* Task description:
Repeat each record exactly as written, and drop any images.

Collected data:
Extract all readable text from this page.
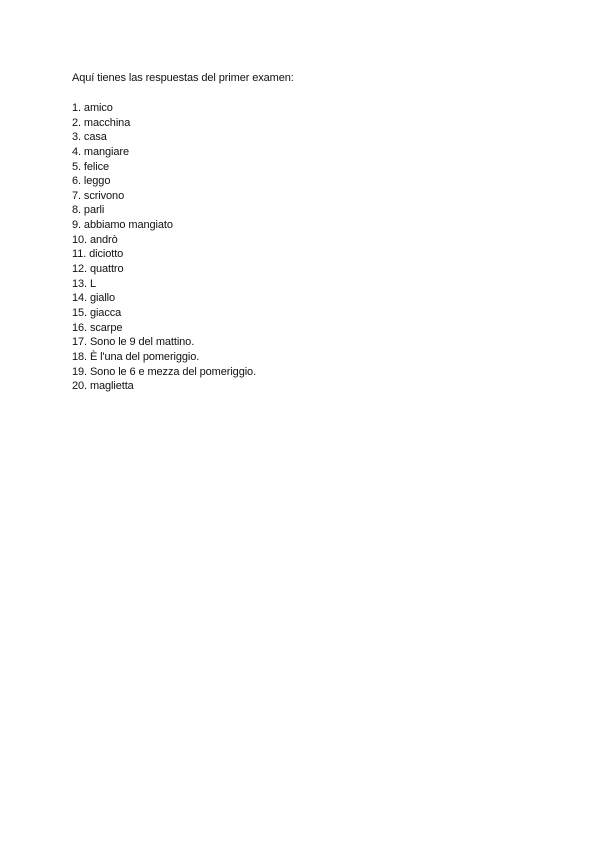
Aquí tienes las respuestas del primer examen:
1. amico
2. macchina
3. casa
4. mangiare
5. felice
6. leggo
7. scrivono
8. parli
9. abbiamo mangiato
10. andrò
11. diciotto
12. quattro
13. L
14. giallo
15. giacca
16. scarpe
17. Sono le 9 del mattino.
18. È l'una del pomeriggio.
19. Sono le 6 e mezza del pomeriggio.
20. maglietta
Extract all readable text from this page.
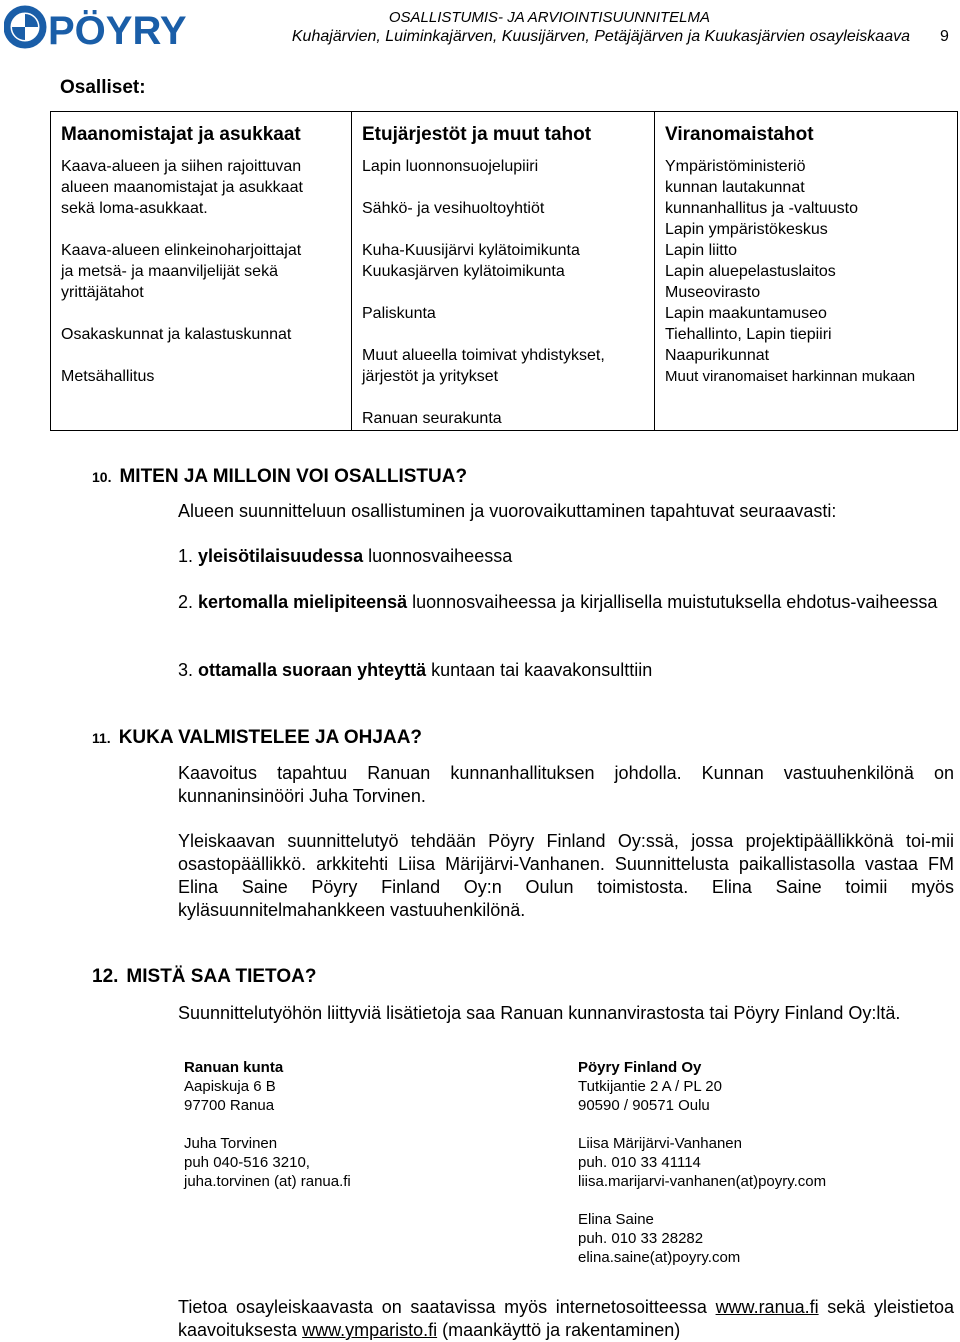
PÖYRY	OSALLISTUMIS- JA ARVIOINTISUUNNITELMA
Kuhajärvien, Luiminkajärven, Kuusijärven, Petäjäjärven ja Kuukasjärvien osayleiskaava 9
Osalliset:
Maanomistajat ja asukkaat
Kaava-alueen ja siihen rajoittuvan
alueen maanomistajat ja asukkaat
sekä loma-asukkaat.

Kaava-alueen elinkeinoharjoittajat
ja metsä- ja maanviljelijät sekä
yrittäjätahot

Osakaskunnat ja kalastuskunnat

Metsähallitus
Etujärjestöt ja muut tahot
Lapin luonnonsuojelupiiri

Sähkö- ja vesihuoltoyhtiöt

Kuha-Kuusijärvi kylätoimikunta
Kuukasjärven kylätoimikunta

Paliskunta

Muut alueella toimivat yhdistykset,
järjestöt ja yritykset

Ranuan seurakunta
Viranomaistahot
Ympäristöministeriö
kunnan lautakunnat
kunnanhallitus ja -valtuusto
Lapin ympäristökeskus
Lapin liitto
Lapin aluepelastuslaitos
Museovirasto
Lapin maakuntamuseo
Tiehallinto, Lapin tiepiiri
Naapurikunnat
Muut viranomaiset harkinnan mukaan
10. MITEN JA MILLOIN VOI OSALLISTUA?
Alueen suunnitteluun osallistuminen ja vuorovaikuttaminen tapahtuvat seuraavasti:
1. yleisötilaisuudessa luonnosvaiheessa
2. kertomalla mielipiteensä luonnosvaiheessa ja kirjallisella muistutuksella ehdotus-vaiheessa
3. ottamalla suoraan yhteyttä kuntaan tai kaavakonsulttiin
11. KUKA VALMISTELEE JA OHJAA?
Kaavoitus tapahtuu Ranuan kunnanhallituksen johdolla. Kunnan vastuuhenkilönä on kunnaninsinööri Juha Torvinen.
Yleiskaavan suunnittelutyö tehdään Pöyry Finland Oy:ssä, jossa projektipäällikkönä toi-mii osastopäällikkö. arkkitehti Liisa Märijärvi-Vanhanen. Suunnittelusta paikallistasolla vastaa FM Elina Saine Pöyry Finland Oy:n Oulun toimistosta. Elina Saine toimii myös kyläsuunnitelmahankkeen vastuuhenkilönä.
12. MISTÄ SAA TIETOA?
Suunnittelutyöhön liittyviä lisätietoja saa Ranuan kunnanvirastosta tai Pöyry Finland Oy:ltä.
Ranuan kunta
Aapiskuja 6 B
97700 Ranua
Juha Torvinen
puh 040-516 3210,
juha.torvinen (at) ranua.fi
Pöyry Finland Oy
Tutkijantie 2 A / PL 20
90590 / 90571 Oulu
Liisa Märijärvi-Vanhanen
puh. 010 33 41114
liisa.marijarvi-vanhanen(at)poyry.com
Elina Saine
puh. 010 33 28282
elina.saine(at)poyry.com
Tietoa osayleiskaavasta on saatavissa myös internetosoitteessa www.ranua.fi sekä yleistietoa kaavoituksesta www.ymparisto.fi (maankäyttö ja rakentaminen)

* Result of this task:
Extract all readable text from this page.
Aquí tienes las respuestas del primer examen:
1. amico
2. macchina
3. casa
4. mangiare
5. felice
6. leggo
7. scrivono
8. parli
9. abbiamo mangiato
10. andrò
11. diciotto
12. quattro
13. L
14. giallo
15. giacca
16. scarpe
17. Sono le 9 del mattino.
18. È l'una del pomeriggio.
19. Sono le 6 e mezza del pomeriggio.
20. maglietta
Extract all readable text from this page.
PÖYRY	OSALLISTUMIS- JA ARVIOINTISUUNNITELMA
Kuhajärvien, Luiminkajärven, Kuusijärven, Petäjäjärven ja Kuukasjärvien osayleiskaava 9
Osalliset:
Maanomistajat ja asukkaat
Kaava-alueen ja siihen rajoittuvan
alueen maanomistajat ja asukkaat
sekä loma-asukkaat.

Kaava-alueen elinkeinoharjoittajat
ja metsä- ja maanviljelijät sekä
yrittäjätahot

Osakaskunnat ja kalastuskunnat

Metsähallitus
Etujärjestöt ja muut tahot
Lapin luonnonsuojelupiiri

Sähkö- ja vesihuoltoyhtiöt

Kuha-Kuusijärvi kylätoimikunta
Kuukasjärven kylätoimikunta

Paliskunta

Muut alueella toimivat yhdistykset,
järjestöt ja yritykset

Ranuan seurakunta
Viranomaistahot
Ympäristöministeriö
kunnan lautakunnat
kunnanhallitus ja -valtuusto
Lapin ympäristökeskus
Lapin liitto
Lapin aluepelastuslaitos
Museovirasto
Lapin maakuntamuseo
Tiehallinto, Lapin tiepiiri
Naapurikunnat
Muut viranomaiset harkinnan mukaan
10. MITEN JA MILLOIN VOI OSALLISTUA?
Alueen suunnitteluun osallistuminen ja vuorovaikuttaminen tapahtuvat seuraavasti:
1. yleisötilaisuudessa luonnosvaiheessa
2. kertomalla mielipiteensä luonnosvaiheessa ja kirjallisella muistutuksella ehdotus-vaiheessa
3. ottamalla suoraan yhteyttä kuntaan tai kaavakonsulttiin
11. KUKA VALMISTELEE JA OHJAA?
Kaavoitus tapahtuu Ranuan kunnanhallituksen johdolla. Kunnan vastuuhenkilönä on kunnaninsinööri Juha Torvinen.
Yleiskaavan suunnittelutyö tehdään Pöyry Finland Oy:ssä, jossa projektipäällikkönä toi-mii osastopäällikkö. arkkitehti Liisa Märijärvi-Vanhanen. Suunnittelusta paikallistasolla vastaa FM Elina Saine Pöyry Finland Oy:n Oulun toimistosta. Elina Saine toimii myös kyläsuunnitelmahankkeen vastuuhenkilönä.
12. MISTÄ SAA TIETOA?
Suunnittelutyöhön liittyviä lisätietoja saa Ranuan kunnanvirastosta tai Pöyry Finland Oy:ltä.
Ranuan kunta
Aapiskuja 6 B
97700 Ranua
Juha Torvinen
puh 040-516 3210,
juha.torvinen (at) ranua.fi
Pöyry Finland Oy
Tutkijantie 2 A / PL 20
90590 / 90571 Oulu
Liisa Märijärvi-Vanhanen
puh. 010 33 41114
liisa.marijarvi-vanhanen(at)poyry.com
Elina Saine
puh. 010 33 28282
elina.saine(at)poyry.com
Tietoa osayleiskaavasta on saatavissa myös internetosoitteessa www.ranua.fi sekä yleistietoa kaavoituksesta www.ymparisto.fi (maankäyttö ja rakentaminen)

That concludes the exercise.